The request: Look at the entries below and reproduce them exactly.

####

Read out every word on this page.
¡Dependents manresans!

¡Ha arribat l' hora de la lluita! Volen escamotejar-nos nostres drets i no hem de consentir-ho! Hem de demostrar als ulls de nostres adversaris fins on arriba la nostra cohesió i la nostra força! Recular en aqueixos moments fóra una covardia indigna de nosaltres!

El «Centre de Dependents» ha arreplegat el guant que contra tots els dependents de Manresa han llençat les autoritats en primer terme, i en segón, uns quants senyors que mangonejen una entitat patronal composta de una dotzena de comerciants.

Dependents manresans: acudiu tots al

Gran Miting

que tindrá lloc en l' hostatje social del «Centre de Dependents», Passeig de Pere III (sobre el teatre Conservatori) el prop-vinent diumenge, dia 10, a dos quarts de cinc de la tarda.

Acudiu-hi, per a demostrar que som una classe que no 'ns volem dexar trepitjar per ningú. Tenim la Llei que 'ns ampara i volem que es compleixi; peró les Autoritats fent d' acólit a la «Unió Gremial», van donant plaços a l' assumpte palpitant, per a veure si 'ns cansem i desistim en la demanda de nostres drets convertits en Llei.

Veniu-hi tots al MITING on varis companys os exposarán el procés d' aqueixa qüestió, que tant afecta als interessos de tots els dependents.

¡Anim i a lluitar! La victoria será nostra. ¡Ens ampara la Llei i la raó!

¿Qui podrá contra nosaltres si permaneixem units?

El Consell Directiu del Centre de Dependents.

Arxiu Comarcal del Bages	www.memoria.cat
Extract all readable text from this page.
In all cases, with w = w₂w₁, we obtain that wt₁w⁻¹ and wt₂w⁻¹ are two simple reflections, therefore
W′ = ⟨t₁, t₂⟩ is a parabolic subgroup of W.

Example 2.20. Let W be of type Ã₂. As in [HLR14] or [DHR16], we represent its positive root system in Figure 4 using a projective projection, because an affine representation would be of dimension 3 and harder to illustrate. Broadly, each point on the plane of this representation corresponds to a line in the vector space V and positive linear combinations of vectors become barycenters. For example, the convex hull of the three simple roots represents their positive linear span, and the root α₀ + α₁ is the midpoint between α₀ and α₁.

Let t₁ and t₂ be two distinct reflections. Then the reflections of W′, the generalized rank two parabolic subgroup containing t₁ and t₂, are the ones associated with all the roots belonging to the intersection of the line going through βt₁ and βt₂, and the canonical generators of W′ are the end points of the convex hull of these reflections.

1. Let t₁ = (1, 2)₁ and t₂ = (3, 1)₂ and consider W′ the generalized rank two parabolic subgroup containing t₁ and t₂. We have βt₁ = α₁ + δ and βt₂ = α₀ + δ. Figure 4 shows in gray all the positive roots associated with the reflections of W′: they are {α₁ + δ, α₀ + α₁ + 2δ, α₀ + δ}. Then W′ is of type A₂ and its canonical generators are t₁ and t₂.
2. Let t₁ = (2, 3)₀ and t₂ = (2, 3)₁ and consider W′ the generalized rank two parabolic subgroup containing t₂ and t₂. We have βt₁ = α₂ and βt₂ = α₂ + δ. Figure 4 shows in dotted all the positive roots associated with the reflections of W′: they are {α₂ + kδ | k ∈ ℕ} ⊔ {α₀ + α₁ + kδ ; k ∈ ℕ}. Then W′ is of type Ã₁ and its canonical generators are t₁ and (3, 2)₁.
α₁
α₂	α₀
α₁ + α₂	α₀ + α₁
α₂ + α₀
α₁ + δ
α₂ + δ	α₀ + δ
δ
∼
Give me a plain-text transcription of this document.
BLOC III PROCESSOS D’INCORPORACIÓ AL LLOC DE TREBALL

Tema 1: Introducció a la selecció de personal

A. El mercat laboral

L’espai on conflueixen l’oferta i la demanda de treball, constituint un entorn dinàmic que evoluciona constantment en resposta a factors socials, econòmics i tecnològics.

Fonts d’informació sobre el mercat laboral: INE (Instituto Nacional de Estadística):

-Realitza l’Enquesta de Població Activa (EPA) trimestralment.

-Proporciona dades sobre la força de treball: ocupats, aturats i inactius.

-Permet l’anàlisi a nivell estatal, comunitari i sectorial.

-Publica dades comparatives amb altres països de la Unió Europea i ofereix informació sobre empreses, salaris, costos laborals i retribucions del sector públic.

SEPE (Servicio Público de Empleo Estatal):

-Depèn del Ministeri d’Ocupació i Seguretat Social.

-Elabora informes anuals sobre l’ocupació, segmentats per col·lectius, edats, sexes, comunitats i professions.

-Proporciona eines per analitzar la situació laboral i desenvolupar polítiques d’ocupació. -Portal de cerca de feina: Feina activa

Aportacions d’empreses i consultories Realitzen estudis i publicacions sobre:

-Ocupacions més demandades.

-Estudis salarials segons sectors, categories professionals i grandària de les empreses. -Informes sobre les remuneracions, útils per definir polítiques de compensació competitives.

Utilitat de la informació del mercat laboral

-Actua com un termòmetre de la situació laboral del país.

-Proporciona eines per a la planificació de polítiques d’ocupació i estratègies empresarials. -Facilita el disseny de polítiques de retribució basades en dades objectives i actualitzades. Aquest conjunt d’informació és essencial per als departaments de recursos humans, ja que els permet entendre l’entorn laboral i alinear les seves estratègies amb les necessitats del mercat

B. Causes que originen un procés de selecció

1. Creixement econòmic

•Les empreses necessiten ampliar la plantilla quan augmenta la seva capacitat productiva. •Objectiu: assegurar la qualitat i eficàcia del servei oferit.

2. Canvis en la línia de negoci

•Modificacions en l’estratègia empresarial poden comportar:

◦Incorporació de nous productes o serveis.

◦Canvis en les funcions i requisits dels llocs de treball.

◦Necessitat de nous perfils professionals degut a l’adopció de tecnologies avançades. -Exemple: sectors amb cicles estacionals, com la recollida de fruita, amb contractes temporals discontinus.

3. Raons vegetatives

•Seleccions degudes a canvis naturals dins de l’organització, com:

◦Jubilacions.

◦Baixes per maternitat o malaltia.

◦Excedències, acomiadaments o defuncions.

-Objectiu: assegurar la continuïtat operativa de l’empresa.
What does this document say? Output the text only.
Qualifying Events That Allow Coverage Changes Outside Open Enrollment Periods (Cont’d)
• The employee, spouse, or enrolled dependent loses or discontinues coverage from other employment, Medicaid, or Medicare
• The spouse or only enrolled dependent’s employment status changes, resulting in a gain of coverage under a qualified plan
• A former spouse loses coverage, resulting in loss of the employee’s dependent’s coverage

####

Written response:
Read out every word on this page.
¡Dependents manresans!

¡Ha arribat l' hora de la lluita! Volen escamotejar-nos nostres drets i no hem de consentir-ho! Hem de demostrar als ulls de nostres adversaris fins on arriba la nostra cohesió i la nostra força! Recular en aqueixos moments fóra una covardia indigna de nosaltres!

El «Centre de Dependents» ha arreplegat el guant que contra tots els dependents de Manresa han llençat les autoritats en primer terme, i en segón, uns quants senyors que mangonejen una entitat patronal composta de una dotzena de comerciants.

Dependents manresans: acudiu tots al

Gran Miting

que tindrá lloc en l' hostatje social del «Centre de Dependents», Passeig de Pere III (sobre el teatre Conservatori) el prop-vinent diumenge, dia 10, a dos quarts de cinc de la tarda.

Acudiu-hi, per a demostrar que som una classe que no 'ns volem dexar trepitjar per ningú. Tenim la Llei que 'ns ampara i volem que es compleixi; peró les Autoritats fent d' acólit a la «Unió Gremial», van donant plaços a l' assumpte palpitant, per a veure si 'ns cansem i desistim en la demanda de nostres drets convertits en Llei.

Veniu-hi tots al MITING on varis companys os exposarán el procés d' aqueixa qüestió, que tant afecta als interessos de tots els dependents.

¡Anim i a lluitar! La victoria será nostra. ¡Ens ampara la Llei i la raó!

¿Qui podrá contra nosaltres si permaneixem units?

El Consell Directiu del Centre de Dependents.

Arxiu Comarcal del Bages	www.memoria.cat
Extract all readable text from this page.
In all cases, with w = w₂w₁, we obtain that wt₁w⁻¹ and wt₂w⁻¹ are two simple reflections, therefore
W′ = ⟨t₁, t₂⟩ is a parabolic subgroup of W.

Example 2.20. Let W be of type Ã₂. As in [HLR14] or [DHR16], we represent its positive root system in Figure 4 using a projective projection, because an affine representation would be of dimension 3 and harder to illustrate. Broadly, each point on the plane of this representation corresponds to a line in the vector space V and positive linear combinations of vectors become barycenters. For example, the convex hull of the three simple roots represents their positive linear span, and the root α₀ + α₁ is the midpoint between α₀ and α₁.

Let t₁ and t₂ be two distinct reflections. Then the reflections of W′, the generalized rank two parabolic subgroup containing t₁ and t₂, are the ones associated with all the roots belonging to the intersection of the line going through βt₁ and βt₂, and the canonical generators of W′ are the end points of the convex hull of these reflections.

1. Let t₁ = (1, 2)₁ and t₂ = (3, 1)₂ and consider W′ the generalized rank two parabolic subgroup containing t₁ and t₂. We have βt₁ = α₁ + δ and βt₂ = α₀ + δ. Figure 4 shows in gray all the positive roots associated with the reflections of W′: they are {α₁ + δ, α₀ + α₁ + 2δ, α₀ + δ}. Then W′ is of type A₂ and its canonical generators are t₁ and t₂.
2. Let t₁ = (2, 3)₀ and t₂ = (2, 3)₁ and consider W′ the generalized rank two parabolic subgroup containing t₂ and t₂. We have βt₁ = α₂ and βt₂ = α₂ + δ. Figure 4 shows in dotted all the positive roots associated with the reflections of W′: they are {α₂ + kδ | k ∈ ℕ} ⊔ {α₀ + α₁ + kδ ; k ∈ ℕ}. Then W′ is of type Ã₁ and its canonical generators are t₁ and (3, 2)₁.
α₁
α₂	α₀
α₁ + α₂	α₀ + α₁
α₂ + α₀
α₁ + δ
α₂ + δ	α₀ + δ
δ
∼
Give me a plain-text transcription of this document.
BLOC III PROCESSOS D’INCORPORACIÓ AL LLOC DE TREBALL

Tema 1: Introducció a la selecció de personal

A. El mercat laboral

L’espai on conflueixen l’oferta i la demanda de treball, constituint un entorn dinàmic que evoluciona constantment en resposta a factors socials, econòmics i tecnològics.

Fonts d’informació sobre el mercat laboral: INE (Instituto Nacional de Estadística):

-Realitza l’Enquesta de Població Activa (EPA) trimestralment.

-Proporciona dades sobre la força de treball: ocupats, aturats i inactius.

-Permet l’anàlisi a nivell estatal, comunitari i sectorial.

-Publica dades comparatives amb altres països de la Unió Europea i ofereix informació sobre empreses, salaris, costos laborals i retribucions del sector públic.

SEPE (Servicio Público de Empleo Estatal):

-Depèn del Ministeri d’Ocupació i Seguretat Social.

-Elabora informes anuals sobre l’ocupació, segmentats per col·lectius, edats, sexes, comunitats i professions.

-Proporciona eines per analitzar la situació laboral i desenvolupar polítiques d’ocupació. -Portal de cerca de feina: Feina activa

Aportacions d’empreses i consultories Realitzen estudis i publicacions sobre:

-Ocupacions més demandades.

-Estudis salarials segons sectors, categories professionals i grandària de les empreses. -Informes sobre les remuneracions, útils per definir polítiques de compensació competitives.

Utilitat de la informació del mercat laboral

-Actua com un termòmetre de la situació laboral del país.

-Proporciona eines per a la planificació de polítiques d’ocupació i estratègies empresarials. -Facilita el disseny de polítiques de retribució basades en dades objectives i actualitzades. Aquest conjunt d’informació és essencial per als departaments de recursos humans, ja que els permet entendre l’entorn laboral i alinear les seves estratègies amb les necessitats del mercat

B. Causes que originen un procés de selecció

1. Creixement econòmic

•Les empreses necessiten ampliar la plantilla quan augmenta la seva capacitat productiva. •Objectiu: assegurar la qualitat i eficàcia del servei oferit.

2. Canvis en la línia de negoci

•Modificacions en l’estratègia empresarial poden comportar:

◦Incorporació de nous productes o serveis.

◦Canvis en les funcions i requisits dels llocs de treball.

◦Necessitat de nous perfils professionals degut a l’adopció de tecnologies avançades. -Exemple: sectors amb cicles estacionals, com la recollida de fruita, amb contractes temporals discontinus.

3. Raons vegetatives

•Seleccions degudes a canvis naturals dins de l’organització, com:

◦Jubilacions.

◦Baixes per maternitat o malaltia.

◦Excedències, acomiadaments o defuncions.

-Objectiu: assegurar la continuïtat operativa de l’empresa.
What does this document say? Output the text only.
Qualifying Events That Allow Coverage Changes Outside Open Enrollment Periods (Cont’d)
• The employee, spouse, or enrolled dependent loses or discontinues coverage from other employment, Medicaid, or Medicare
• The spouse or only enrolled dependent’s employment status changes, resulting in a gain of coverage under a qualified plan
• A former spouse loses coverage, resulting in loss of the employee’s dependent’s coverage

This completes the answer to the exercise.